**Exercise instructions**
Nothing may be dropped or altered: reproduce all the data.

## START Information provided

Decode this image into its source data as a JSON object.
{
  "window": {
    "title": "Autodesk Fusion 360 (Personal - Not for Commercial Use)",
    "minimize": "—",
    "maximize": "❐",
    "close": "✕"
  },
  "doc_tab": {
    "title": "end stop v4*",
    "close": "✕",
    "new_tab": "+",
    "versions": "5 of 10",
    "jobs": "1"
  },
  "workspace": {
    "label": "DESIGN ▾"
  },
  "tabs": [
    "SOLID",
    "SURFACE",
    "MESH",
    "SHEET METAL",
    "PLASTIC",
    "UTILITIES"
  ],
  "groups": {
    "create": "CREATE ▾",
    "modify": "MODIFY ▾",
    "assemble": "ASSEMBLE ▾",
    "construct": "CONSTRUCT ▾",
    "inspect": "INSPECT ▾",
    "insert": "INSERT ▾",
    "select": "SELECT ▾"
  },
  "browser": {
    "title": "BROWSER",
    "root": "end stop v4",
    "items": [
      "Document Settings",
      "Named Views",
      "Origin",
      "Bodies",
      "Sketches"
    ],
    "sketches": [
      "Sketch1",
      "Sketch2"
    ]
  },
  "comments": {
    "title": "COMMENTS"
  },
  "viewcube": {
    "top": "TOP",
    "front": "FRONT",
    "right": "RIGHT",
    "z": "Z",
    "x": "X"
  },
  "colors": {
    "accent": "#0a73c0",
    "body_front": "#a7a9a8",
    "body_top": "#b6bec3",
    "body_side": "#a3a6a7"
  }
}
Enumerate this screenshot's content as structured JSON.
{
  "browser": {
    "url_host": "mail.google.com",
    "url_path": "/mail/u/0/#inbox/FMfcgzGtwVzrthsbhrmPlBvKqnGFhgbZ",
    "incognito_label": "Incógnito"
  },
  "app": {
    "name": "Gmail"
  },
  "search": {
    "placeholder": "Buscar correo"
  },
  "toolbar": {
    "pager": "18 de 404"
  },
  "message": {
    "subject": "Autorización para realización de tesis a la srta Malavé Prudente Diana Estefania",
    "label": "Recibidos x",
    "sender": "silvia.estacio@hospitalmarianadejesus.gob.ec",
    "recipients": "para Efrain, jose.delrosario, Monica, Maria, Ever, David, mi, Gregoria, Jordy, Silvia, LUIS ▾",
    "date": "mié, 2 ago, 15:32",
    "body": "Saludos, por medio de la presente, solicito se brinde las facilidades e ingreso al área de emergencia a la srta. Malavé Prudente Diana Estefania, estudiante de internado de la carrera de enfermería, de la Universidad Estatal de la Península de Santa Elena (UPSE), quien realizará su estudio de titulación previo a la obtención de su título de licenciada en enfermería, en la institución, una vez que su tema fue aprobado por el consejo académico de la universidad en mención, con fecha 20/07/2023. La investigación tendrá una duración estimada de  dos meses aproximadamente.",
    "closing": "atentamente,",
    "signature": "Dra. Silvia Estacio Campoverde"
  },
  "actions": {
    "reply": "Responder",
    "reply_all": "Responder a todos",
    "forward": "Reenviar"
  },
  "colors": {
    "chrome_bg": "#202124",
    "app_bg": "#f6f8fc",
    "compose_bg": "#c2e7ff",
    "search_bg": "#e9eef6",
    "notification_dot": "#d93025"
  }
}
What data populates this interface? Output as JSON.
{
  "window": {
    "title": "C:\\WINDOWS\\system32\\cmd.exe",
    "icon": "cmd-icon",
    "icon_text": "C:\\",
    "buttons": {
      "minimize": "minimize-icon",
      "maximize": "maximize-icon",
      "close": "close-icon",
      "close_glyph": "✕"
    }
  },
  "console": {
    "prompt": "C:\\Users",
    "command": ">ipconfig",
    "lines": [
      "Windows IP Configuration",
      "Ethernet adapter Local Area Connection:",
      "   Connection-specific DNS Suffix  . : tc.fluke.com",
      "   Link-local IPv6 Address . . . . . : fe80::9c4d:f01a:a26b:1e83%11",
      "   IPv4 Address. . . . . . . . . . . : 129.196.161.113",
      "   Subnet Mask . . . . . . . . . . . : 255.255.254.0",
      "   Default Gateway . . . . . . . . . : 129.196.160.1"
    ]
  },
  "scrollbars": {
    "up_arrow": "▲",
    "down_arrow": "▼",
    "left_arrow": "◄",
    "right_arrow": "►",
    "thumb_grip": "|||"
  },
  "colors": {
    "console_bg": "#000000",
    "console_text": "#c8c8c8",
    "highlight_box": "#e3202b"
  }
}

## END Information provided

**Result for this exercise**
Decode this image into its source data as a JSON object.
{
  "window": {
    "title": "Autodesk Fusion 360 (Personal - Not for Commercial Use)",
    "minimize": "—",
    "maximize": "❐",
    "close": "✕"
  },
  "doc_tab": {
    "title": "end stop v4*",
    "close": "✕",
    "new_tab": "+",
    "versions": "5 of 10",
    "jobs": "1"
  },
  "workspace": {
    "label": "DESIGN ▾"
  },
  "tabs": [
    "SOLID",
    "SURFACE",
    "MESH",
    "SHEET METAL",
    "PLASTIC",
    "UTILITIES"
  ],
  "groups": {
    "create": "CREATE ▾",
    "modify": "MODIFY ▾",
    "assemble": "ASSEMBLE ▾",
    "construct": "CONSTRUCT ▾",
    "inspect": "INSPECT ▾",
    "insert": "INSERT ▾",
    "select": "SELECT ▾"
  },
  "browser": {
    "title": "BROWSER",
    "root": "end stop v4",
    "items": [
      "Document Settings",
      "Named Views",
      "Origin",
      "Bodies",
      "Sketches"
    ],
    "sketches": [
      "Sketch1",
      "Sketch2"
    ]
  },
  "comments": {
    "title": "COMMENTS"
  },
  "viewcube": {
    "top": "TOP",
    "front": "FRONT",
    "right": "RIGHT",
    "z": "Z",
    "x": "X"
  },
  "colors": {
    "accent": "#0a73c0",
    "body_front": "#a7a9a8",
    "body_top": "#b6bec3",
    "body_side": "#a3a6a7"
  }
}
Enumerate this screenshot's content as structured JSON.
{
  "browser": {
    "url_host": "mail.google.com",
    "url_path": "/mail/u/0/#inbox/FMfcgzGtwVzrthsbhrmPlBvKqnGFhgbZ",
    "incognito_label": "Incógnito"
  },
  "app": {
    "name": "Gmail"
  },
  "search": {
    "placeholder": "Buscar correo"
  },
  "toolbar": {
    "pager": "18 de 404"
  },
  "message": {
    "subject": "Autorización para realización de tesis a la srta Malavé Prudente Diana Estefania",
    "label": "Recibidos x",
    "sender": "silvia.estacio@hospitalmarianadejesus.gob.ec",
    "recipients": "para Efrain, jose.delrosario, Monica, Maria, Ever, David, mi, Gregoria, Jordy, Silvia, LUIS ▾",
    "date": "mié, 2 ago, 15:32",
    "body": "Saludos, por medio de la presente, solicito se brinde las facilidades e ingreso al área de emergencia a la srta. Malavé Prudente Diana Estefania, estudiante de internado de la carrera de enfermería, de la Universidad Estatal de la Península de Santa Elena (UPSE), quien realizará su estudio de titulación previo a la obtención de su título de licenciada en enfermería, en la institución, una vez que su tema fue aprobado por el consejo académico de la universidad en mención, con fecha 20/07/2023. La investigación tendrá una duración estimada de  dos meses aproximadamente.",
    "closing": "atentamente,",
    "signature": "Dra. Silvia Estacio Campoverde"
  },
  "actions": {
    "reply": "Responder",
    "reply_all": "Responder a todos",
    "forward": "Reenviar"
  },
  "colors": {
    "chrome_bg": "#202124",
    "app_bg": "#f6f8fc",
    "compose_bg": "#c2e7ff",
    "search_bg": "#e9eef6",
    "notification_dot": "#d93025"
  }
}
What data populates this interface? Output as JSON.
{
  "window": {
    "title": "C:\\WINDOWS\\system32\\cmd.exe",
    "icon": "cmd-icon",
    "icon_text": "C:\\",
    "buttons": {
      "minimize": "minimize-icon",
      "maximize": "maximize-icon",
      "close": "close-icon",
      "close_glyph": "✕"
    }
  },
  "console": {
    "prompt": "C:\\Users",
    "command": ">ipconfig",
    "lines": [
      "Windows IP Configuration",
      "Ethernet adapter Local Area Connection:",
      "   Connection-specific DNS Suffix  . : tc.fluke.com",
      "   Link-local IPv6 Address . . . . . : fe80::9c4d:f01a:a26b:1e83%11",
      "   IPv4 Address. . . . . . . . . . . : 129.196.161.113",
      "   Subnet Mask . . . . . . . . . . . : 255.255.254.0",
      "   Default Gateway . . . . . . . . . : 129.196.160.1"
    ]
  },
  "scrollbars": {
    "up_arrow": "▲",
    "down_arrow": "▼",
    "left_arrow": "◄",
    "right_arrow": "►",
    "thumb_grip": "|||"
  },
  "colors": {
    "console_bg": "#000000",
    "console_text": "#c8c8c8",
    "highlight_box": "#e3202b"
  }
}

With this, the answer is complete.